EXERCISE OBJECTIVE. Among the entries below, count the lines where the string "Spearman" occurs, and give only the number.

MATERIAL TO PROCESS.

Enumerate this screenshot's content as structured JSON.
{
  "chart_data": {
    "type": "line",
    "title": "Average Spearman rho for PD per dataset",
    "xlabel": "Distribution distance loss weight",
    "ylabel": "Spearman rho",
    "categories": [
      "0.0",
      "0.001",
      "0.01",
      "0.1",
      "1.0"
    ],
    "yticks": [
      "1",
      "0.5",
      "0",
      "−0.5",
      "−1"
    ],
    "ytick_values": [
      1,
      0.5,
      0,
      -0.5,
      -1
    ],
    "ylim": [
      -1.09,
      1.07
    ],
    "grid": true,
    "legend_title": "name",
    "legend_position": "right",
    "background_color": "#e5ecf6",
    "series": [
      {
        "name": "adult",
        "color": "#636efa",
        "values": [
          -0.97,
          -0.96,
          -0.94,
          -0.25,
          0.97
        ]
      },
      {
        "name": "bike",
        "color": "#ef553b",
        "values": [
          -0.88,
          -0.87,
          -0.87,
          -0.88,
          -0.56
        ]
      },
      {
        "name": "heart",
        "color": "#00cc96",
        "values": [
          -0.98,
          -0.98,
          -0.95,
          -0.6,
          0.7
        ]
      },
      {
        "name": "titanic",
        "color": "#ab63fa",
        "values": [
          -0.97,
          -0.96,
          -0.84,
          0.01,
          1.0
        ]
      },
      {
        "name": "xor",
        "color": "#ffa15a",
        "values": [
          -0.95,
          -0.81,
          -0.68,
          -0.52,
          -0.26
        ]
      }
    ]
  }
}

RESULT OF THIS EXERCISE. 2